GIVEN TASK →
Set each entry down verbatim, omitting images.

-- SUPPLIED INFORMATION start --

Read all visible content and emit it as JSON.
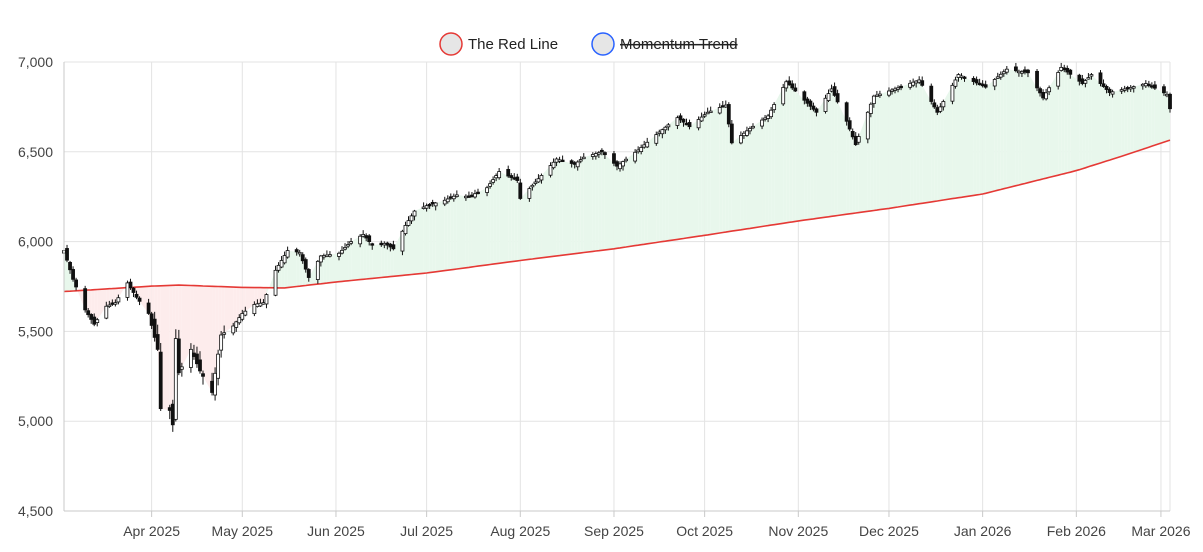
{
  "chart_data": {
    "type": "candlestick",
    "legend": [
      {
        "name": "The Red Line",
        "color": "#e53935",
        "fill": "#e6e6e6",
        "hidden": false
      },
      {
        "name": "Momentum Trend",
        "color": "#2962ff",
        "fill": "#e6e6e6",
        "hidden": true
      }
    ],
    "ylim": [
      4500,
      7000
    ],
    "yticks": [
      "4,500",
      "5,000",
      "5,500",
      "6,000",
      "6,500",
      "7,000"
    ],
    "ytick_values": [
      4500,
      5000,
      5500,
      6000,
      6500,
      7000
    ],
    "xlim": [
      "2025-03-03",
      "2026-03-04"
    ],
    "xticks": [
      {
        "label": "Apr 2025",
        "date": "2025-04-01"
      },
      {
        "label": "May 2025",
        "date": "2025-05-01"
      },
      {
        "label": "Jun 2025",
        "date": "2025-06-01"
      },
      {
        "label": "Jul 2025",
        "date": "2025-07-01"
      },
      {
        "label": "Aug 2025",
        "date": "2025-08-01"
      },
      {
        "label": "Sep 2025",
        "date": "2025-09-01"
      },
      {
        "label": "Oct 2025",
        "date": "2025-10-01"
      },
      {
        "label": "Nov 2025",
        "date": "2025-11-01"
      },
      {
        "label": "Dec 2025",
        "date": "2025-12-01"
      },
      {
        "label": "Jan 2026",
        "date": "2026-01-01"
      },
      {
        "label": "Feb 2026",
        "date": "2026-02-01"
      },
      {
        "label": "Mar 2026",
        "date": "2026-03-01"
      }
    ],
    "grid": true,
    "legend_position": "top-center",
    "colors": {
      "candle": "#111111",
      "red_line": "#e53935",
      "fill_above": "#e8f7ec",
      "fill_below": "#fdecec",
      "grid": "#e3e3e3"
    },
    "red_line": [
      [
        "2025-03-03",
        5722
      ],
      [
        "2025-04-01",
        5752
      ],
      [
        "2025-04-10",
        5758
      ],
      [
        "2025-05-01",
        5745
      ],
      [
        "2025-05-15",
        5742
      ],
      [
        "2025-06-01",
        5775
      ],
      [
        "2025-07-01",
        5825
      ],
      [
        "2025-08-01",
        5895
      ],
      [
        "2025-09-01",
        5960
      ],
      [
        "2025-10-01",
        6035
      ],
      [
        "2025-11-01",
        6115
      ],
      [
        "2025-12-01",
        6185
      ],
      [
        "2026-01-01",
        6265
      ],
      [
        "2026-02-01",
        6395
      ],
      [
        "2026-02-15",
        6470
      ],
      [
        "2026-03-04",
        6565
      ]
    ],
    "close": [
      [
        "2025-03-03",
        5950
      ],
      [
        "2025-03-06",
        5790
      ],
      [
        "2025-03-10",
        5620
      ],
      [
        "2025-03-13",
        5540
      ],
      [
        "2025-03-17",
        5640
      ],
      [
        "2025-03-20",
        5660
      ],
      [
        "2025-03-24",
        5770
      ],
      [
        "2025-03-27",
        5690
      ],
      [
        "2025-03-31",
        5600
      ],
      [
        "2025-04-03",
        5400
      ],
      [
        "2025-04-04",
        5070
      ],
      [
        "2025-04-07",
        5060
      ],
      [
        "2025-04-08",
        4980
      ],
      [
        "2025-04-09",
        5460
      ],
      [
        "2025-04-10",
        5270
      ],
      [
        "2025-04-14",
        5400
      ],
      [
        "2025-04-17",
        5280
      ],
      [
        "2025-04-21",
        5160
      ],
      [
        "2025-04-24",
        5480
      ],
      [
        "2025-04-28",
        5530
      ],
      [
        "2025-05-01",
        5600
      ],
      [
        "2025-05-05",
        5650
      ],
      [
        "2025-05-08",
        5660
      ],
      [
        "2025-05-12",
        5840
      ],
      [
        "2025-05-16",
        5950
      ],
      [
        "2025-05-20",
        5940
      ],
      [
        "2025-05-23",
        5800
      ],
      [
        "2025-05-27",
        5920
      ],
      [
        "2025-06-02",
        5935
      ],
      [
        "2025-06-06",
        6000
      ],
      [
        "2025-06-10",
        6040
      ],
      [
        "2025-06-13",
        5980
      ],
      [
        "2025-06-17",
        5990
      ],
      [
        "2025-06-20",
        5960
      ],
      [
        "2025-06-24",
        6090
      ],
      [
        "2025-06-27",
        6170
      ],
      [
        "2025-07-01",
        6200
      ],
      [
        "2025-07-07",
        6230
      ],
      [
        "2025-07-11",
        6260
      ],
      [
        "2025-07-15",
        6250
      ],
      [
        "2025-07-21",
        6300
      ],
      [
        "2025-07-25",
        6390
      ],
      [
        "2025-07-31",
        6340
      ],
      [
        "2025-08-01",
        6240
      ],
      [
        "2025-08-07",
        6350
      ],
      [
        "2025-08-13",
        6460
      ],
      [
        "2025-08-19",
        6430
      ],
      [
        "2025-08-22",
        6470
      ],
      [
        "2025-08-28",
        6500
      ],
      [
        "2025-09-02",
        6420
      ],
      [
        "2025-09-09",
        6510
      ],
      [
        "2025-09-16",
        6610
      ],
      [
        "2025-09-22",
        6690
      ],
      [
        "2025-09-26",
        6640
      ],
      [
        "2025-10-02",
        6720
      ],
      [
        "2025-10-08",
        6760
      ],
      [
        "2025-10-10",
        6550
      ],
      [
        "2025-10-16",
        6630
      ],
      [
        "2025-10-22",
        6700
      ],
      [
        "2025-10-28",
        6890
      ],
      [
        "2025-11-04",
        6770
      ],
      [
        "2025-11-07",
        6720
      ],
      [
        "2025-11-12",
        6850
      ],
      [
        "2025-11-17",
        6670
      ],
      [
        "2025-11-20",
        6540
      ],
      [
        "2025-11-26",
        6810
      ],
      [
        "2025-12-03",
        6850
      ],
      [
        "2025-12-11",
        6900
      ],
      [
        "2025-12-17",
        6720
      ],
      [
        "2025-12-24",
        6930
      ],
      [
        "2026-01-02",
        6860
      ],
      [
        "2026-01-09",
        6960
      ],
      [
        "2026-01-16",
        6940
      ],
      [
        "2026-01-21",
        6800
      ],
      [
        "2026-01-27",
        6970
      ],
      [
        "2026-02-03",
        6880
      ],
      [
        "2026-02-06",
        6930
      ],
      [
        "2026-02-12",
        6830
      ],
      [
        "2026-02-17",
        6850
      ],
      [
        "2026-02-24",
        6880
      ],
      [
        "2026-03-03",
        6820
      ],
      [
        "2026-03-04",
        6740
      ]
    ]
  }
}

-- SUPPLIED INFORMATION end --

RESULT FOR THIS TASK →
Read all visible content and emit it as JSON.
{
  "chart_data": {
    "type": "candlestick",
    "legend": [
      {
        "name": "The Red Line",
        "color": "#e53935",
        "fill": "#e6e6e6",
        "hidden": false
      },
      {
        "name": "Momentum Trend",
        "color": "#2962ff",
        "fill": "#e6e6e6",
        "hidden": true
      }
    ],
    "ylim": [
      4500,
      7000
    ],
    "yticks": [
      "4,500",
      "5,000",
      "5,500",
      "6,000",
      "6,500",
      "7,000"
    ],
    "ytick_values": [
      4500,
      5000,
      5500,
      6000,
      6500,
      7000
    ],
    "xlim": [
      "2025-03-03",
      "2026-03-04"
    ],
    "xticks": [
      {
        "label": "Apr 2025",
        "date": "2025-04-01"
      },
      {
        "label": "May 2025",
        "date": "2025-05-01"
      },
      {
        "label": "Jun 2025",
        "date": "2025-06-01"
      },
      {
        "label": "Jul 2025",
        "date": "2025-07-01"
      },
      {
        "label": "Aug 2025",
        "date": "2025-08-01"
      },
      {
        "label": "Sep 2025",
        "date": "2025-09-01"
      },
      {
        "label": "Oct 2025",
        "date": "2025-10-01"
      },
      {
        "label": "Nov 2025",
        "date": "2025-11-01"
      },
      {
        "label": "Dec 2025",
        "date": "2025-12-01"
      },
      {
        "label": "Jan 2026",
        "date": "2026-01-01"
      },
      {
        "label": "Feb 2026",
        "date": "2026-02-01"
      },
      {
        "label": "Mar 2026",
        "date": "2026-03-01"
      }
    ],
    "grid": true,
    "legend_position": "top-center",
    "colors": {
      "candle": "#111111",
      "red_line": "#e53935",
      "fill_above": "#e8f7ec",
      "fill_below": "#fdecec",
      "grid": "#e3e3e3"
    },
    "red_line": [
      [
        "2025-03-03",
        5722
      ],
      [
        "2025-04-01",
        5752
      ],
      [
        "2025-04-10",
        5758
      ],
      [
        "2025-05-01",
        5745
      ],
      [
        "2025-05-15",
        5742
      ],
      [
        "2025-06-01",
        5775
      ],
      [
        "2025-07-01",
        5825
      ],
      [
        "2025-08-01",
        5895
      ],
      [
        "2025-09-01",
        5960
      ],
      [
        "2025-10-01",
        6035
      ],
      [
        "2025-11-01",
        6115
      ],
      [
        "2025-12-01",
        6185
      ],
      [
        "2026-01-01",
        6265
      ],
      [
        "2026-02-01",
        6395
      ],
      [
        "2026-02-15",
        6470
      ],
      [
        "2026-03-04",
        6565
      ]
    ],
    "close": [
      [
        "2025-03-03",
        5950
      ],
      [
        "2025-03-06",
        5790
      ],
      [
        "2025-03-10",
        5620
      ],
      [
        "2025-03-13",
        5540
      ],
      [
        "2025-03-17",
        5640
      ],
      [
        "2025-03-20",
        5660
      ],
      [
        "2025-03-24",
        5770
      ],
      [
        "2025-03-27",
        5690
      ],
      [
        "2025-03-31",
        5600
      ],
      [
        "2025-04-03",
        5400
      ],
      [
        "2025-04-04",
        5070
      ],
      [
        "2025-04-07",
        5060
      ],
      [
        "2025-04-08",
        4980
      ],
      [
        "2025-04-09",
        5460
      ],
      [
        "2025-04-10",
        5270
      ],
      [
        "2025-04-14",
        5400
      ],
      [
        "2025-04-17",
        5280
      ],
      [
        "2025-04-21",
        5160
      ],
      [
        "2025-04-24",
        5480
      ],
      [
        "2025-04-28",
        5530
      ],
      [
        "2025-05-01",
        5600
      ],
      [
        "2025-05-05",
        5650
      ],
      [
        "2025-05-08",
        5660
      ],
      [
        "2025-05-12",
        5840
      ],
      [
        "2025-05-16",
        5950
      ],
      [
        "2025-05-20",
        5940
      ],
      [
        "2025-05-23",
        5800
      ],
      [
        "2025-05-27",
        5920
      ],
      [
        "2025-06-02",
        5935
      ],
      [
        "2025-06-06",
        6000
      ],
      [
        "2025-06-10",
        6040
      ],
      [
        "2025-06-13",
        5980
      ],
      [
        "2025-06-17",
        5990
      ],
      [
        "2025-06-20",
        5960
      ],
      [
        "2025-06-24",
        6090
      ],
      [
        "2025-06-27",
        6170
      ],
      [
        "2025-07-01",
        6200
      ],
      [
        "2025-07-07",
        6230
      ],
      [
        "2025-07-11",
        6260
      ],
      [
        "2025-07-15",
        6250
      ],
      [
        "2025-07-21",
        6300
      ],
      [
        "2025-07-25",
        6390
      ],
      [
        "2025-07-31",
        6340
      ],
      [
        "2025-08-01",
        6240
      ],
      [
        "2025-08-07",
        6350
      ],
      [
        "2025-08-13",
        6460
      ],
      [
        "2025-08-19",
        6430
      ],
      [
        "2025-08-22",
        6470
      ],
      [
        "2025-08-28",
        6500
      ],
      [
        "2025-09-02",
        6420
      ],
      [
        "2025-09-09",
        6510
      ],
      [
        "2025-09-16",
        6610
      ],
      [
        "2025-09-22",
        6690
      ],
      [
        "2025-09-26",
        6640
      ],
      [
        "2025-10-02",
        6720
      ],
      [
        "2025-10-08",
        6760
      ],
      [
        "2025-10-10",
        6550
      ],
      [
        "2025-10-16",
        6630
      ],
      [
        "2025-10-22",
        6700
      ],
      [
        "2025-10-28",
        6890
      ],
      [
        "2025-11-04",
        6770
      ],
      [
        "2025-11-07",
        6720
      ],
      [
        "2025-11-12",
        6850
      ],
      [
        "2025-11-17",
        6670
      ],
      [
        "2025-11-20",
        6540
      ],
      [
        "2025-11-26",
        6810
      ],
      [
        "2025-12-03",
        6850
      ],
      [
        "2025-12-11",
        6900
      ],
      [
        "2025-12-17",
        6720
      ],
      [
        "2025-12-24",
        6930
      ],
      [
        "2026-01-02",
        6860
      ],
      [
        "2026-01-09",
        6960
      ],
      [
        "2026-01-16",
        6940
      ],
      [
        "2026-01-21",
        6800
      ],
      [
        "2026-01-27",
        6970
      ],
      [
        "2026-02-03",
        6880
      ],
      [
        "2026-02-06",
        6930
      ],
      [
        "2026-02-12",
        6830
      ],
      [
        "2026-02-17",
        6850
      ],
      [
        "2026-02-24",
        6880
      ],
      [
        "2026-03-03",
        6820
      ],
      [
        "2026-03-04",
        6740
      ]
    ]
  }
}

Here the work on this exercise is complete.